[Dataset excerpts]
+---+
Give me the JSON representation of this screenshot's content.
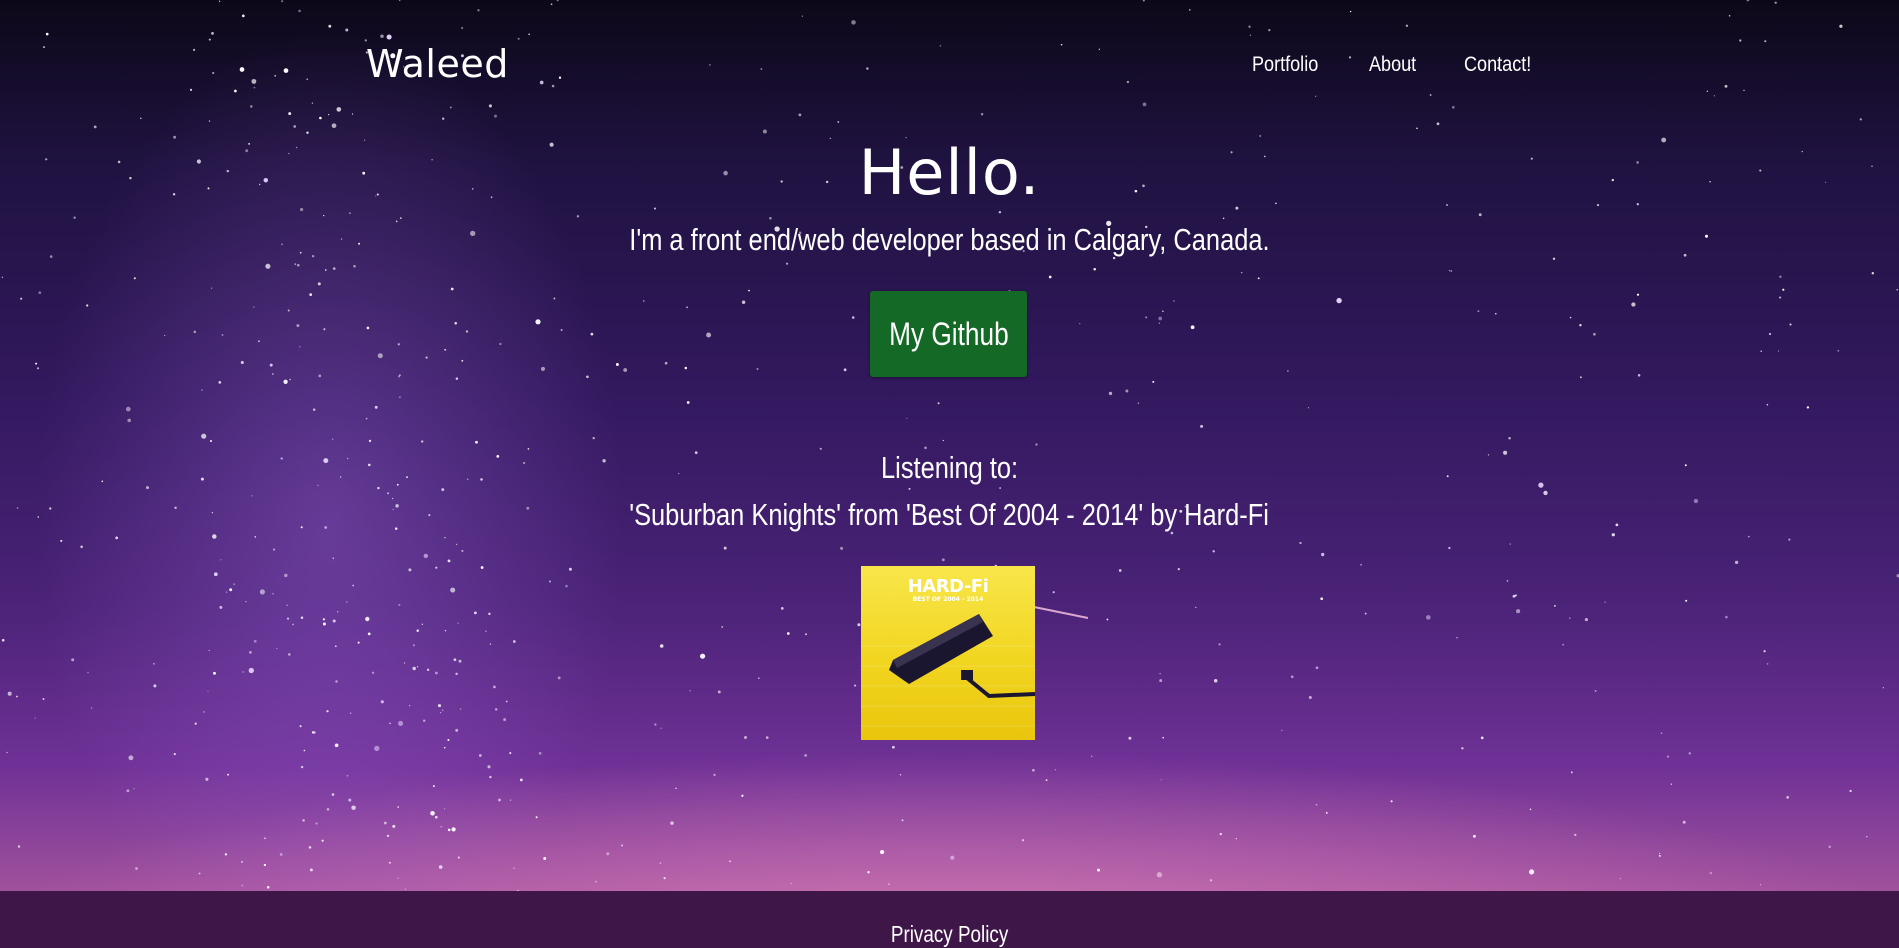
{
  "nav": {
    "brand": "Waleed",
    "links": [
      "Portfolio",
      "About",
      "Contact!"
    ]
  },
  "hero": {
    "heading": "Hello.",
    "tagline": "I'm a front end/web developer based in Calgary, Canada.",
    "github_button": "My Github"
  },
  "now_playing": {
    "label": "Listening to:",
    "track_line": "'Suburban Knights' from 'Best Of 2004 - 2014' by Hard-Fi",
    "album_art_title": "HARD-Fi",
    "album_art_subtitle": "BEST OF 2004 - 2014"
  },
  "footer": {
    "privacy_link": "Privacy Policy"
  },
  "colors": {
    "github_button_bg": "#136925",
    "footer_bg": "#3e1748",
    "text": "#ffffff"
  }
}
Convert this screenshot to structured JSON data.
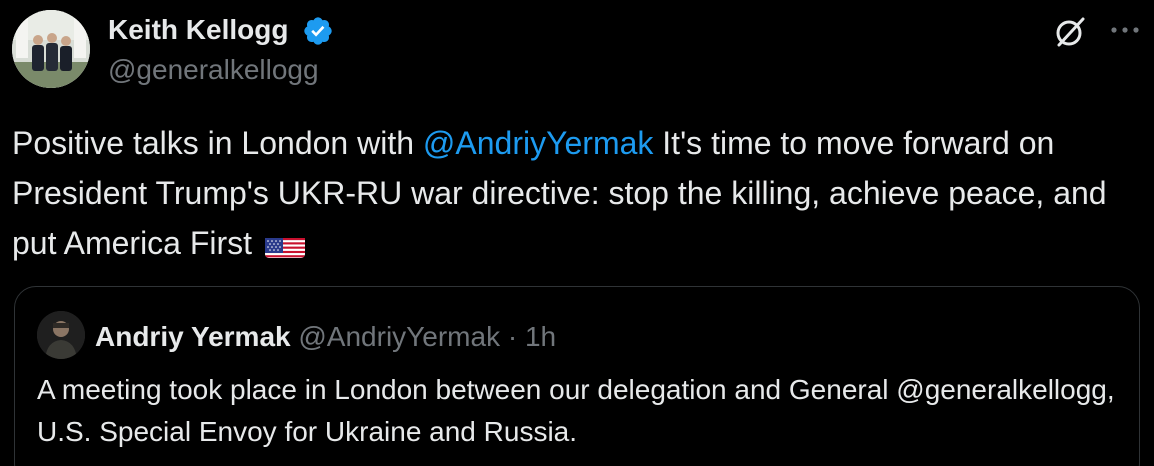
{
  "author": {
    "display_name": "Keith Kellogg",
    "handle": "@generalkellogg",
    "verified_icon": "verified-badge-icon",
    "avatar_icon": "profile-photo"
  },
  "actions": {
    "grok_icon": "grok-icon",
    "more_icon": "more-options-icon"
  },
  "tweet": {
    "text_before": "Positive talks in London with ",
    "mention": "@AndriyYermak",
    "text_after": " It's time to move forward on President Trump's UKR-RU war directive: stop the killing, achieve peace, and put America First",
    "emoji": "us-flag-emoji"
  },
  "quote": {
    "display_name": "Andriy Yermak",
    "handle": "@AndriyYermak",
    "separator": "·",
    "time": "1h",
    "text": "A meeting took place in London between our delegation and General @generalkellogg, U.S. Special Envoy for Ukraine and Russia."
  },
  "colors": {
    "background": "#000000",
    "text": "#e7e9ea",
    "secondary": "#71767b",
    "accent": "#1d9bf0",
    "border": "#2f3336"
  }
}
+---+
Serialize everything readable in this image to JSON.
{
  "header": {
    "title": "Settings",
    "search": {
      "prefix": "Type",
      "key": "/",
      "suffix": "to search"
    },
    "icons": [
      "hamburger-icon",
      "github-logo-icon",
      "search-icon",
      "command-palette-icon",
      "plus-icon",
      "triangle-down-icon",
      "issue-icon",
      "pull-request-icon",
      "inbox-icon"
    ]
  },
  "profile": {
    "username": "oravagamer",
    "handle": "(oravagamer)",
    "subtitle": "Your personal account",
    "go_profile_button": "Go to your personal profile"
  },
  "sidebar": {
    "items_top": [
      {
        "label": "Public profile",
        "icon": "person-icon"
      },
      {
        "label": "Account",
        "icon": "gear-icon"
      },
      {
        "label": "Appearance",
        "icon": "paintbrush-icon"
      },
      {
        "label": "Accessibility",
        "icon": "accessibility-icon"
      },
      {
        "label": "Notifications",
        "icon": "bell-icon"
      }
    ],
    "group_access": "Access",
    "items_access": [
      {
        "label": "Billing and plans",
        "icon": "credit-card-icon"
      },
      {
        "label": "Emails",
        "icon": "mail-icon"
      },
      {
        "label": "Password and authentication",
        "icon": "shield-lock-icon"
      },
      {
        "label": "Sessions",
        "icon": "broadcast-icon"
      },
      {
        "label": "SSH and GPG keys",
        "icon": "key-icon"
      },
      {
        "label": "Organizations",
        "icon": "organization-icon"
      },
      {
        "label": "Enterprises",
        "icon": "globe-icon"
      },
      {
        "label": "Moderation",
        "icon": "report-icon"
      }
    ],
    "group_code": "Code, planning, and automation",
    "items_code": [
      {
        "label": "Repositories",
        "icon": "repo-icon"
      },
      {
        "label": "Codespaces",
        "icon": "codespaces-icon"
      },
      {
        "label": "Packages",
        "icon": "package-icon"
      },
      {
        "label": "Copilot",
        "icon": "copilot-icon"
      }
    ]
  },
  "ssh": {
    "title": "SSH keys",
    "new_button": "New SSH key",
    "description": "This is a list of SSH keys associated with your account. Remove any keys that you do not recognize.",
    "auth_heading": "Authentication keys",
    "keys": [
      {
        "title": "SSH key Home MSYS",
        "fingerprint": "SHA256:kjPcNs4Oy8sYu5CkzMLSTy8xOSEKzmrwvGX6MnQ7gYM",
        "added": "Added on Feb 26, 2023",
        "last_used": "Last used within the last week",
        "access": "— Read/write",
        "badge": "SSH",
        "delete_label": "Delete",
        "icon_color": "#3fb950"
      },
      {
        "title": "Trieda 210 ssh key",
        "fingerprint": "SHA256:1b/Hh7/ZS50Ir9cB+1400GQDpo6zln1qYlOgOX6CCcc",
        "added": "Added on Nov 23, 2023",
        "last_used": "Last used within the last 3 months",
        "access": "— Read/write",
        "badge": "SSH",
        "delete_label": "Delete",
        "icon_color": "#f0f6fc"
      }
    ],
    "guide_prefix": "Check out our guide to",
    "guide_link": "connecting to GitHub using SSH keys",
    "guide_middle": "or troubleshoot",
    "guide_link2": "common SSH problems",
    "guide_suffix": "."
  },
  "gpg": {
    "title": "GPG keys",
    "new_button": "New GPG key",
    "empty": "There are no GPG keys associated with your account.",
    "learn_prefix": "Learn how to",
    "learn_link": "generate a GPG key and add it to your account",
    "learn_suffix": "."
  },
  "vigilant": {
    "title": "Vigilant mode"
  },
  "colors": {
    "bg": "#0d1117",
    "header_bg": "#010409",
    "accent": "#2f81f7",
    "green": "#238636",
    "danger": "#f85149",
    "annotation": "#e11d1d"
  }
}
+---+
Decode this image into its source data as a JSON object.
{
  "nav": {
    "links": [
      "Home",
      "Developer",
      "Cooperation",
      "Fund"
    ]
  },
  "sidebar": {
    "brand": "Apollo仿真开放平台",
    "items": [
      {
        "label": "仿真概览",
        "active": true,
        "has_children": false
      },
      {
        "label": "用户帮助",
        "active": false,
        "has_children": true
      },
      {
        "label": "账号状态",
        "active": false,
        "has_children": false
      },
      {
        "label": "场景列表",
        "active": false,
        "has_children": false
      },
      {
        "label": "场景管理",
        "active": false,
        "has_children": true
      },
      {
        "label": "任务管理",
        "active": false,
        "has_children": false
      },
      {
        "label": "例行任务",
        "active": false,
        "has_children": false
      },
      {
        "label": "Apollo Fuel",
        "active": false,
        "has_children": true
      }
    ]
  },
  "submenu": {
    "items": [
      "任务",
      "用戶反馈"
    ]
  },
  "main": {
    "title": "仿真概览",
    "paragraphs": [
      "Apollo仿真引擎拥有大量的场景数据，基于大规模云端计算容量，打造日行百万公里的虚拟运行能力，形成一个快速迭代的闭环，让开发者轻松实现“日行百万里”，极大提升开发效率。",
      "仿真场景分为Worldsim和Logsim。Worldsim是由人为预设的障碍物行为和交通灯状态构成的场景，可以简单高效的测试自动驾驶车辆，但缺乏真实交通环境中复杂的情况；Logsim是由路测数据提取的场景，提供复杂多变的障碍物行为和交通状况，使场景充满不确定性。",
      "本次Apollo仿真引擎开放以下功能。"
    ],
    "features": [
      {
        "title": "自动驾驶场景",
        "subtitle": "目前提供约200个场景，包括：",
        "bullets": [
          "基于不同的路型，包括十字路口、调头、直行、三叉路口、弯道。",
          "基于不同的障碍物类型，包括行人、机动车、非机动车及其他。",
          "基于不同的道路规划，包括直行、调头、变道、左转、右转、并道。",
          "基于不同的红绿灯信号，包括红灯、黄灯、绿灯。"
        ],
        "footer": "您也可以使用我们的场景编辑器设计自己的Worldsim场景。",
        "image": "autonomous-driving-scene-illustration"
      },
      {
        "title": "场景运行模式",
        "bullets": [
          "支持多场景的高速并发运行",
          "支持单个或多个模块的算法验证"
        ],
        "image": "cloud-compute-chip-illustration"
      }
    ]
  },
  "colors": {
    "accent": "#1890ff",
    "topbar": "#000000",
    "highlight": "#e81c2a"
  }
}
+---+
= What you need to do =
Above are the records. Copy every line in them holding "search".

= The completed task =
    "search": {
      "suffix": "to search"
      "search-icon",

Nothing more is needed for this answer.